◆ **Collected data entries**
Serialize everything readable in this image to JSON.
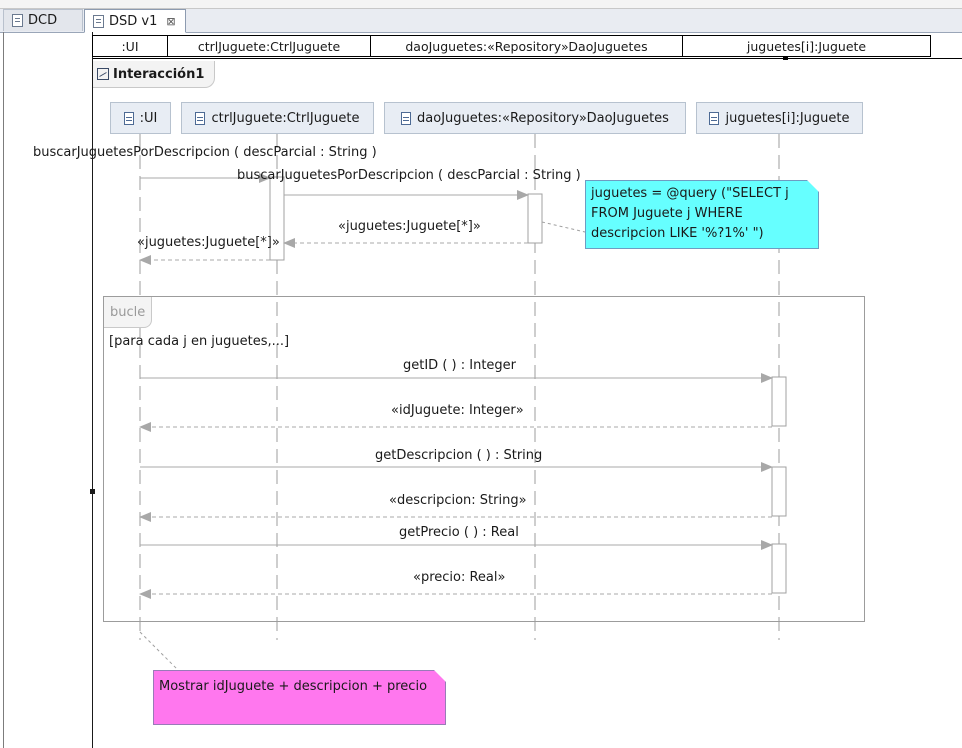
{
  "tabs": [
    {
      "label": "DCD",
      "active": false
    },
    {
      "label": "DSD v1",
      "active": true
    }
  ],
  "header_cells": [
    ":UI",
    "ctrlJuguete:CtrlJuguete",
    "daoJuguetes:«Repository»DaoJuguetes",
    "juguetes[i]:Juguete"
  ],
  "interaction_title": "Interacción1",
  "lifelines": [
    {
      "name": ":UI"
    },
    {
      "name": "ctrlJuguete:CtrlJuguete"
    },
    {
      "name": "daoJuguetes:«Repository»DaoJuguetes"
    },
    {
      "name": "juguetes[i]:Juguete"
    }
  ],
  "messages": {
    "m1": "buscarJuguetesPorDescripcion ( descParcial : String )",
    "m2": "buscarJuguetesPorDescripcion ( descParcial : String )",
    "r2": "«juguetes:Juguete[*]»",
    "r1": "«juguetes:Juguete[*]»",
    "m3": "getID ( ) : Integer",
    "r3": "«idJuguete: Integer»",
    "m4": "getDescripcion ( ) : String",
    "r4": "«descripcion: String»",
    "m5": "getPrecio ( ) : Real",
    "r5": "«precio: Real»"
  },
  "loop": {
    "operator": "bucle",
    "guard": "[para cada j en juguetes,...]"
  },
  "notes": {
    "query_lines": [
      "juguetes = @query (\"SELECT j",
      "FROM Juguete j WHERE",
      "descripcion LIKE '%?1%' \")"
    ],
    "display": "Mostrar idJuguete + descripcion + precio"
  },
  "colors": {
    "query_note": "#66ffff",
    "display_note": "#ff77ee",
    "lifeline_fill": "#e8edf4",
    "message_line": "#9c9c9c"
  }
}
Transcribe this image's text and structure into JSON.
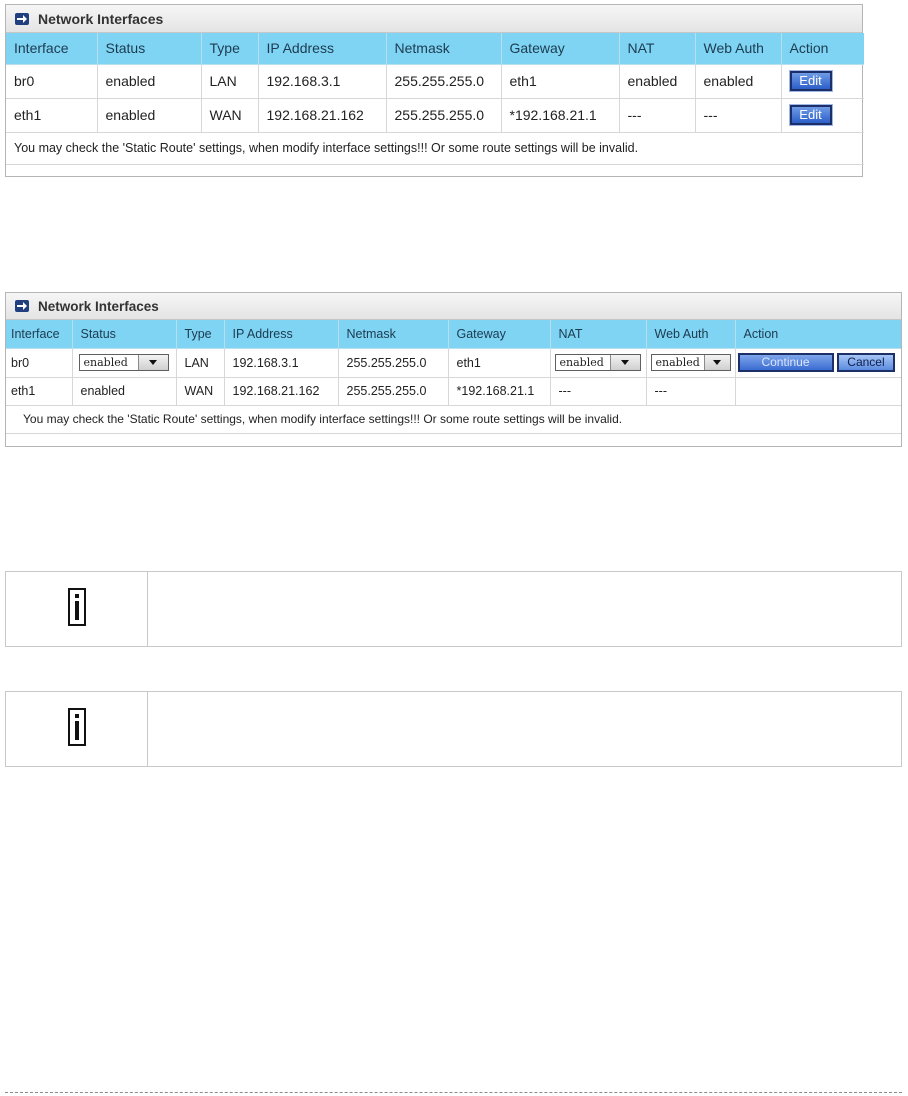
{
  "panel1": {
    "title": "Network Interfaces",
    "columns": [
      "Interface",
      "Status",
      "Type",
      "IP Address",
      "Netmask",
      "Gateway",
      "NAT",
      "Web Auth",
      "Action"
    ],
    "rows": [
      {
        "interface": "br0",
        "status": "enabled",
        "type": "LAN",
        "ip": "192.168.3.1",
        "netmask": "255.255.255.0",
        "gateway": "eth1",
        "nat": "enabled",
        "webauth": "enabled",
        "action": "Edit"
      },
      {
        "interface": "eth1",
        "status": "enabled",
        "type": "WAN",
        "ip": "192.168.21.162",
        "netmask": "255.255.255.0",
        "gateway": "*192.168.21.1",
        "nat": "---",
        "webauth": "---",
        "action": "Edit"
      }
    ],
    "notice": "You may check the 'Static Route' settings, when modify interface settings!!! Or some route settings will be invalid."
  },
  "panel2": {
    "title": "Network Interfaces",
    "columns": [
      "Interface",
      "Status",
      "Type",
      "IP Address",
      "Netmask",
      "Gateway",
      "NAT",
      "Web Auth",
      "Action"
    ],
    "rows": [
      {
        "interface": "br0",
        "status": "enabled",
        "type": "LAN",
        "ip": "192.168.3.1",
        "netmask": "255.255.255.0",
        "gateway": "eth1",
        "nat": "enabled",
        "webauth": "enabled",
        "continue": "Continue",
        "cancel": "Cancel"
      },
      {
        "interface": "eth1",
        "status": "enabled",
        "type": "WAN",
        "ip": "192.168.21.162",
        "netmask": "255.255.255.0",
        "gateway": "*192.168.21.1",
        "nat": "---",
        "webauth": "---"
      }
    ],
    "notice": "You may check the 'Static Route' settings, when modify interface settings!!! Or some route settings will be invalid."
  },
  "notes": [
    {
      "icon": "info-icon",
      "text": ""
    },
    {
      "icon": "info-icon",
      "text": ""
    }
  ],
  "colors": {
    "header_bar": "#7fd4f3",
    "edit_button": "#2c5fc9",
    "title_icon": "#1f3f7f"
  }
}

◆ **What the exercise asks**
Transcribe the listing in full and omit the pictures.

◆ **Answer to the problem**
Serialize everything readable in this image to JSON.
{
  "tabs": [
    {
      "label": "DCD",
      "active": false
    },
    {
      "label": "DSD v1",
      "active": true
    }
  ],
  "header_cells": [
    ":UI",
    "ctrlJuguete:CtrlJuguete",
    "daoJuguetes:«Repository»DaoJuguetes",
    "juguetes[i]:Juguete"
  ],
  "interaction_title": "Interacción1",
  "lifelines": [
    {
      "name": ":UI"
    },
    {
      "name": "ctrlJuguete:CtrlJuguete"
    },
    {
      "name": "daoJuguetes:«Repository»DaoJuguetes"
    },
    {
      "name": "juguetes[i]:Juguete"
    }
  ],
  "messages": {
    "m1": "buscarJuguetesPorDescripcion ( descParcial : String )",
    "m2": "buscarJuguetesPorDescripcion ( descParcial : String )",
    "r2": "«juguetes:Juguete[*]»",
    "r1": "«juguetes:Juguete[*]»",
    "m3": "getID ( ) : Integer",
    "r3": "«idJuguete: Integer»",
    "m4": "getDescripcion ( ) : String",
    "r4": "«descripcion: String»",
    "m5": "getPrecio ( ) : Real",
    "r5": "«precio: Real»"
  },
  "loop": {
    "operator": "bucle",
    "guard": "[para cada j en juguetes,...]"
  },
  "notes": {
    "query_lines": [
      "juguetes = @query (\"SELECT j",
      "FROM Juguete j WHERE",
      "descripcion LIKE '%?1%' \")"
    ],
    "display": "Mostrar idJuguete + descripcion + precio"
  },
  "colors": {
    "query_note": "#66ffff",
    "display_note": "#ff77ee",
    "lifeline_fill": "#e8edf4",
    "message_line": "#9c9c9c"
  }
}
Transcribe this image's text and structure into JSON.
{
  "panel1": {
    "title": "Network Interfaces",
    "columns": [
      "Interface",
      "Status",
      "Type",
      "IP Address",
      "Netmask",
      "Gateway",
      "NAT",
      "Web Auth",
      "Action"
    ],
    "rows": [
      {
        "interface": "br0",
        "status": "enabled",
        "type": "LAN",
        "ip": "192.168.3.1",
        "netmask": "255.255.255.0",
        "gateway": "eth1",
        "nat": "enabled",
        "webauth": "enabled",
        "action": "Edit"
      },
      {
        "interface": "eth1",
        "status": "enabled",
        "type": "WAN",
        "ip": "192.168.21.162",
        "netmask": "255.255.255.0",
        "gateway": "*192.168.21.1",
        "nat": "---",
        "webauth": "---",
        "action": "Edit"
      }
    ],
    "notice": "You may check the 'Static Route' settings, when modify interface settings!!! Or some route settings will be invalid."
  },
  "panel2": {
    "title": "Network Interfaces",
    "columns": [
      "Interface",
      "Status",
      "Type",
      "IP Address",
      "Netmask",
      "Gateway",
      "NAT",
      "Web Auth",
      "Action"
    ],
    "rows": [
      {
        "interface": "br0",
        "status": "enabled",
        "type": "LAN",
        "ip": "192.168.3.1",
        "netmask": "255.255.255.0",
        "gateway": "eth1",
        "nat": "enabled",
        "webauth": "enabled",
        "continue": "Continue",
        "cancel": "Cancel"
      },
      {
        "interface": "eth1",
        "status": "enabled",
        "type": "WAN",
        "ip": "192.168.21.162",
        "netmask": "255.255.255.0",
        "gateway": "*192.168.21.1",
        "nat": "---",
        "webauth": "---"
      }
    ],
    "notice": "You may check the 'Static Route' settings, when modify interface settings!!! Or some route settings will be invalid."
  },
  "notes": [
    {
      "icon": "info-icon",
      "text": ""
    },
    {
      "icon": "info-icon",
      "text": ""
    }
  ],
  "colors": {
    "header_bar": "#7fd4f3",
    "edit_button": "#2c5fc9",
    "title_icon": "#1f3f7f"
  }
}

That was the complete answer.